# SHORT EXERCISE:
Omit the pictures and output every entry below exactly as written.

________________

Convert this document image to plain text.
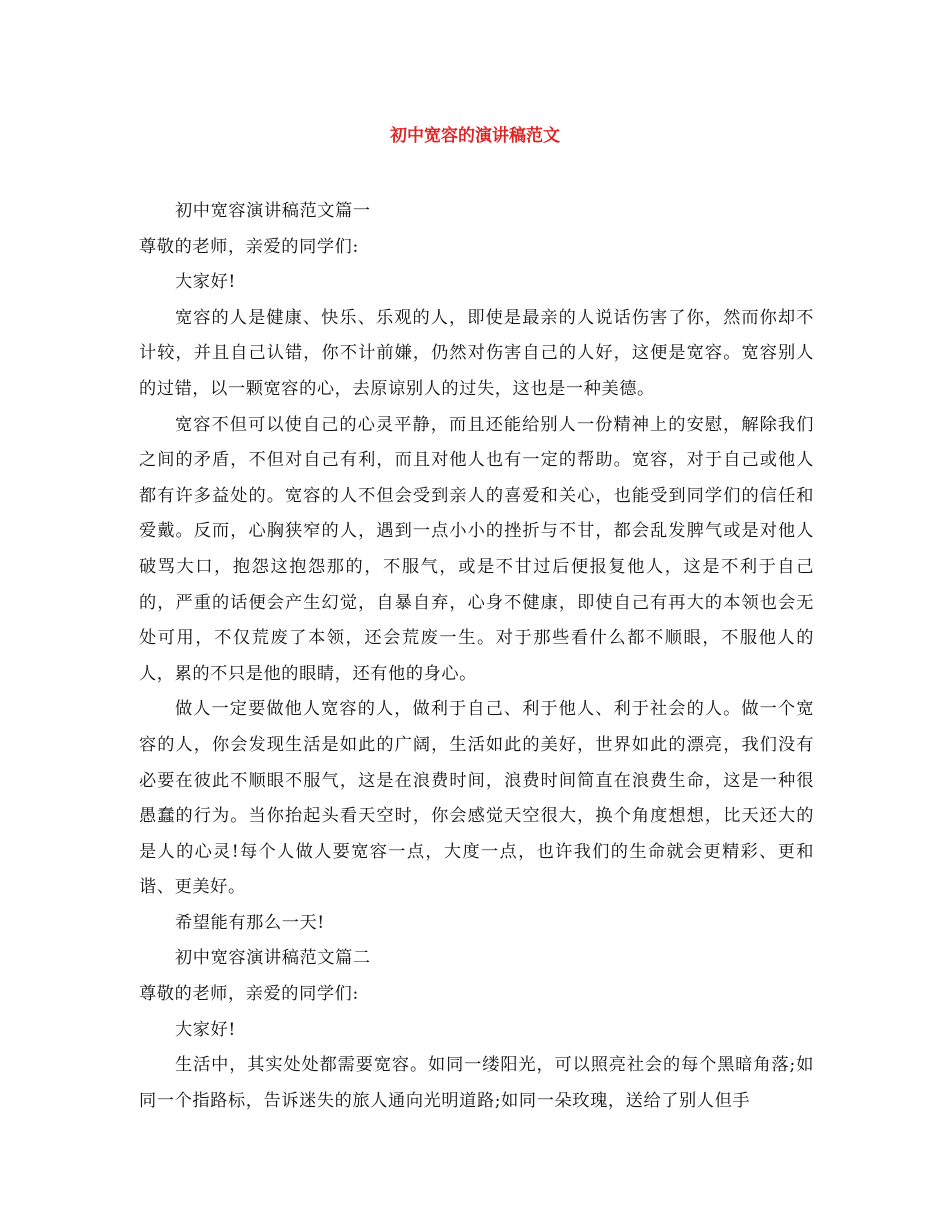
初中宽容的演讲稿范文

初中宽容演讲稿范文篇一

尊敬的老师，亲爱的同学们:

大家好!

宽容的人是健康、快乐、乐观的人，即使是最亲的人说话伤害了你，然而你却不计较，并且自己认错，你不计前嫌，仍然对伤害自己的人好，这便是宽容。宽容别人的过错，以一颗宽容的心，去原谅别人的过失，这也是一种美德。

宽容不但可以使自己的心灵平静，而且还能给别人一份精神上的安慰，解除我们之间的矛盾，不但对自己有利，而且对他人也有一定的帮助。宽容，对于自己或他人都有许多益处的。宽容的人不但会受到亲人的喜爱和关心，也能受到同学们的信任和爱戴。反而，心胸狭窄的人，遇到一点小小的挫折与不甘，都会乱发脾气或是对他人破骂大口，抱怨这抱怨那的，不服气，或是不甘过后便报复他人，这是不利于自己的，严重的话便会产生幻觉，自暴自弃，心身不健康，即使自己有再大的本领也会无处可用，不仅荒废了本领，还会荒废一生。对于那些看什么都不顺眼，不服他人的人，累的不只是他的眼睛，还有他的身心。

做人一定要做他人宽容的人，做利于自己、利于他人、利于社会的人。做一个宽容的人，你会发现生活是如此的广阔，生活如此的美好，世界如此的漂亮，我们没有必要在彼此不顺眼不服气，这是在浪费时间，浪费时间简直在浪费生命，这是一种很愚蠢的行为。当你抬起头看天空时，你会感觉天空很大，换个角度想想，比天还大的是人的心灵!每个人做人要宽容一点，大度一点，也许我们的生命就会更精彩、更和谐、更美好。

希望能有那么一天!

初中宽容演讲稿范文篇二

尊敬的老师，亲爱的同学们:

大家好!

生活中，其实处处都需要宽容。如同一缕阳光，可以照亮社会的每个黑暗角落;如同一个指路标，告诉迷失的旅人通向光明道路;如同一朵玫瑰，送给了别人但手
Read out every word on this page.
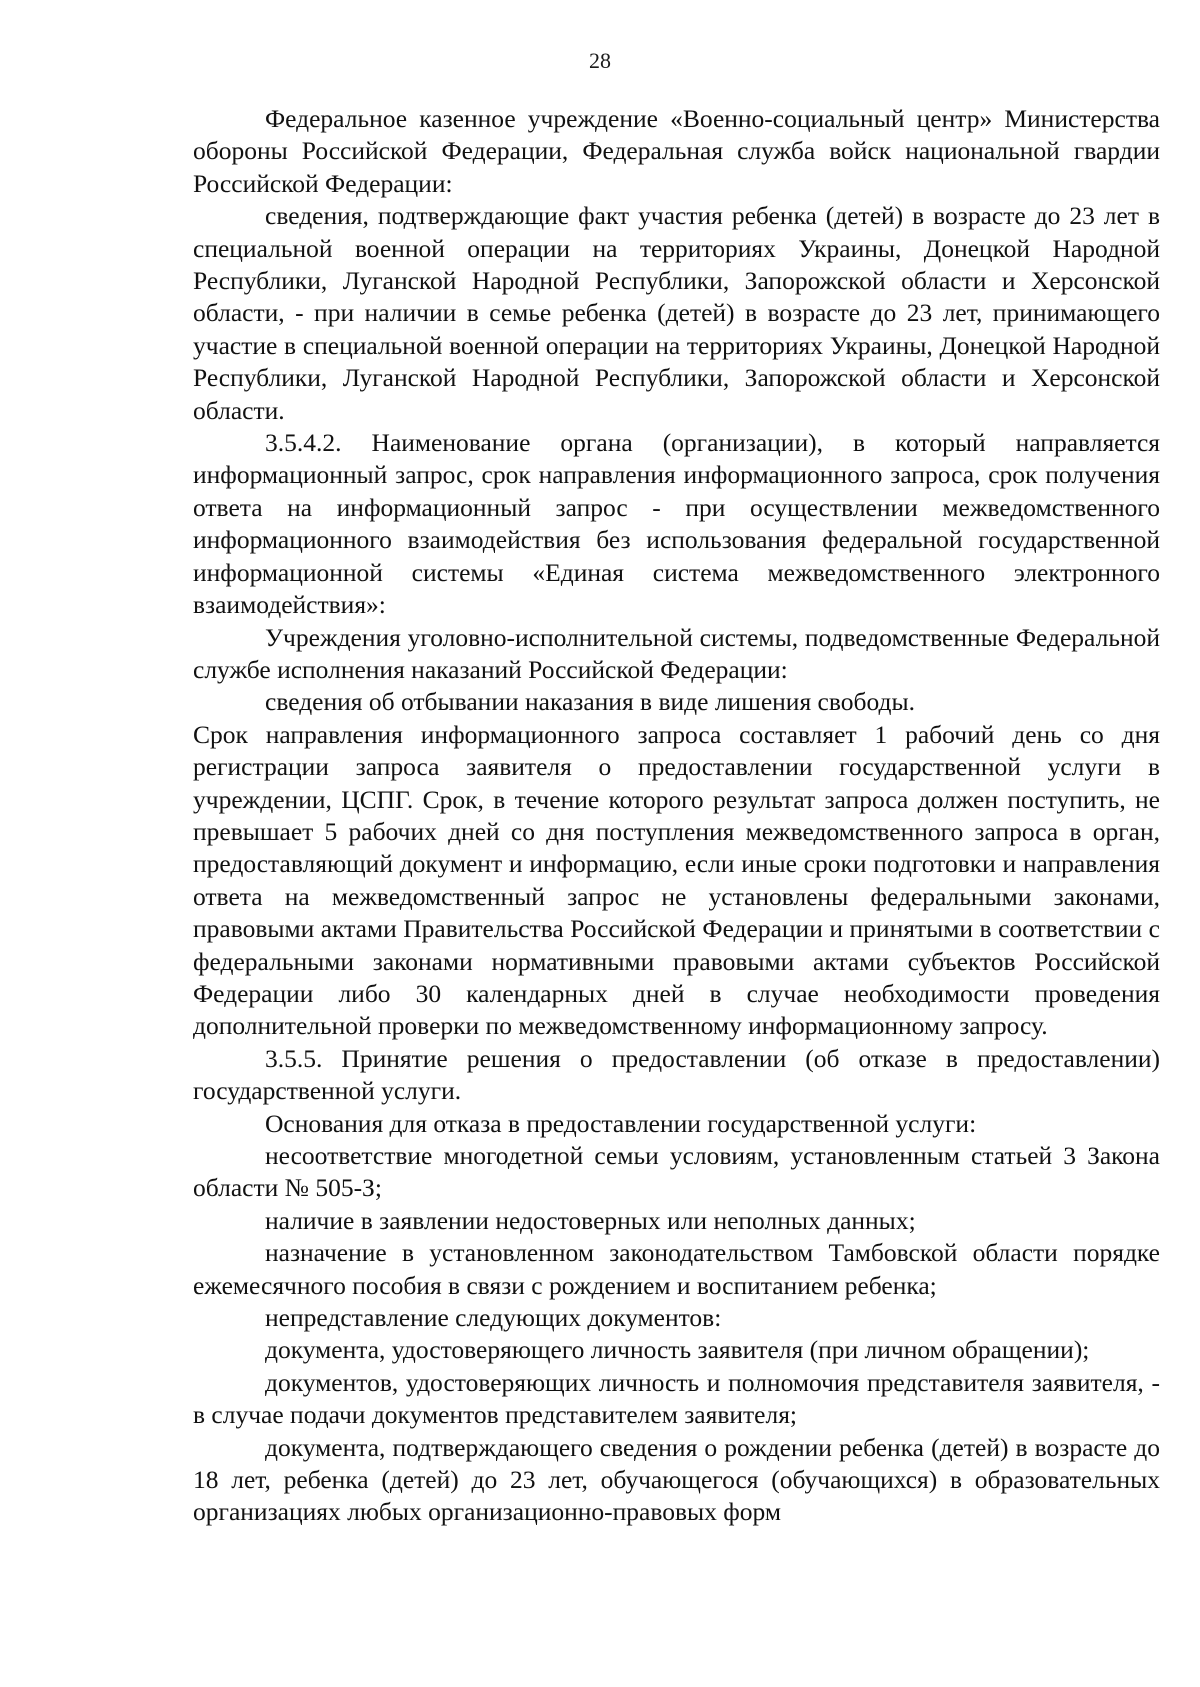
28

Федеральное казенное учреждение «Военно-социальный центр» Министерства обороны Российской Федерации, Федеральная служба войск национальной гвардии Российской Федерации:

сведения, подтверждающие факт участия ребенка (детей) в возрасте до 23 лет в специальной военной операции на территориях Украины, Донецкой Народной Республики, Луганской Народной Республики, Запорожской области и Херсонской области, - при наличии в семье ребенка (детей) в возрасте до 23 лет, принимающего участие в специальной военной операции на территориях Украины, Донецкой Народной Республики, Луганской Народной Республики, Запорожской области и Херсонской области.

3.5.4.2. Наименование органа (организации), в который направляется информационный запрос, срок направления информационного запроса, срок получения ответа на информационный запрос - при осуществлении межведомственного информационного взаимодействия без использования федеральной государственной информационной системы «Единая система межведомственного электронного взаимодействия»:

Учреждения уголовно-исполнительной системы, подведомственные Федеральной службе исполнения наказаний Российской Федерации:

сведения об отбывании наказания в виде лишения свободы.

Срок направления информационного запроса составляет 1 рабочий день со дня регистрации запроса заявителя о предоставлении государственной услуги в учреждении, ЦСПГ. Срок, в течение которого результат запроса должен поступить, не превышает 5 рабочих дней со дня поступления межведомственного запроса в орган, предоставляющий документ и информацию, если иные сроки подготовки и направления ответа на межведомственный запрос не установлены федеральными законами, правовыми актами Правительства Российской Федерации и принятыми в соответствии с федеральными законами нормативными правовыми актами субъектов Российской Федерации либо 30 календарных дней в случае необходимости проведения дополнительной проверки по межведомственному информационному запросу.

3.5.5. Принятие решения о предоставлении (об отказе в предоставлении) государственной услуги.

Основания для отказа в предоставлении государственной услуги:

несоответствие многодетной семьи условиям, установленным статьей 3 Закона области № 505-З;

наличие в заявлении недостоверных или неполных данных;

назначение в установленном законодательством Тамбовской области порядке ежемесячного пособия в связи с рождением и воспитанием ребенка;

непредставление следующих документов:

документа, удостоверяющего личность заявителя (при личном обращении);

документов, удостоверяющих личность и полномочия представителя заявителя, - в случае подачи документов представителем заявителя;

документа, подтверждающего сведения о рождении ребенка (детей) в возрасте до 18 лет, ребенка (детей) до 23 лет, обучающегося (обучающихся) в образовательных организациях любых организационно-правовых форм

________________

# THE ANSWER:
Convert this document image to plain text.
初中宽容的演讲稿范文

初中宽容演讲稿范文篇一

尊敬的老师，亲爱的同学们:

大家好!

宽容的人是健康、快乐、乐观的人，即使是最亲的人说话伤害了你，然而你却不计较，并且自己认错，你不计前嫌，仍然对伤害自己的人好，这便是宽容。宽容别人的过错，以一颗宽容的心，去原谅别人的过失，这也是一种美德。

宽容不但可以使自己的心灵平静，而且还能给别人一份精神上的安慰，解除我们之间的矛盾，不但对自己有利，而且对他人也有一定的帮助。宽容，对于自己或他人都有许多益处的。宽容的人不但会受到亲人的喜爱和关心，也能受到同学们的信任和爱戴。反而，心胸狭窄的人，遇到一点小小的挫折与不甘，都会乱发脾气或是对他人破骂大口，抱怨这抱怨那的，不服气，或是不甘过后便报复他人，这是不利于自己的，严重的话便会产生幻觉，自暴自弃，心身不健康，即使自己有再大的本领也会无处可用，不仅荒废了本领，还会荒废一生。对于那些看什么都不顺眼，不服他人的人，累的不只是他的眼睛，还有他的身心。

做人一定要做他人宽容的人，做利于自己、利于他人、利于社会的人。做一个宽容的人，你会发现生活是如此的广阔，生活如此的美好，世界如此的漂亮，我们没有必要在彼此不顺眼不服气，这是在浪费时间，浪费时间简直在浪费生命，这是一种很愚蠢的行为。当你抬起头看天空时，你会感觉天空很大，换个角度想想，比天还大的是人的心灵!每个人做人要宽容一点，大度一点，也许我们的生命就会更精彩、更和谐、更美好。

希望能有那么一天!

初中宽容演讲稿范文篇二

尊敬的老师，亲爱的同学们:

大家好!

生活中，其实处处都需要宽容。如同一缕阳光，可以照亮社会的每个黑暗角落;如同一个指路标，告诉迷失的旅人通向光明道路;如同一朵玫瑰，送给了别人但手
Read out every word on this page.
28

Федеральное казенное учреждение «Военно-социальный центр» Министерства обороны Российской Федерации, Федеральная служба войск национальной гвардии Российской Федерации:

сведения, подтверждающие факт участия ребенка (детей) в возрасте до 23 лет в специальной военной операции на территориях Украины, Донецкой Народной Республики, Луганской Народной Республики, Запорожской области и Херсонской области, - при наличии в семье ребенка (детей) в возрасте до 23 лет, принимающего участие в специальной военной операции на территориях Украины, Донецкой Народной Республики, Луганской Народной Республики, Запорожской области и Херсонской области.

3.5.4.2. Наименование органа (организации), в который направляется информационный запрос, срок направления информационного запроса, срок получения ответа на информационный запрос - при осуществлении межведомственного информационного взаимодействия без использования федеральной государственной информационной системы «Единая система межведомственного электронного взаимодействия»:

Учреждения уголовно-исполнительной системы, подведомственные Федеральной службе исполнения наказаний Российской Федерации:

сведения об отбывании наказания в виде лишения свободы.

Срок направления информационного запроса составляет 1 рабочий день со дня регистрации запроса заявителя о предоставлении государственной услуги в учреждении, ЦСПГ. Срок, в течение которого результат запроса должен поступить, не превышает 5 рабочих дней со дня поступления межведомственного запроса в орган, предоставляющий документ и информацию, если иные сроки подготовки и направления ответа на межведомственный запрос не установлены федеральными законами, правовыми актами Правительства Российской Федерации и принятыми в соответствии с федеральными законами нормативными правовыми актами субъектов Российской Федерации либо 30 календарных дней в случае необходимости проведения дополнительной проверки по межведомственному информационному запросу.

3.5.5. Принятие решения о предоставлении (об отказе в предоставлении) государственной услуги.

Основания для отказа в предоставлении государственной услуги:

несоответствие многодетной семьи условиям, установленным статьей 3 Закона области № 505-З;

наличие в заявлении недостоверных или неполных данных;

назначение в установленном законодательством Тамбовской области порядке ежемесячного пособия в связи с рождением и воспитанием ребенка;

непредставление следующих документов:

документа, удостоверяющего личность заявителя (при личном обращении);

документов, удостоверяющих личность и полномочия представителя заявителя, - в случае подачи документов представителем заявителя;

документа, подтверждающего сведения о рождении ребенка (детей) в возрасте до 18 лет, ребенка (детей) до 23 лет, обучающегося (обучающихся) в образовательных организациях любых организационно-правовых форм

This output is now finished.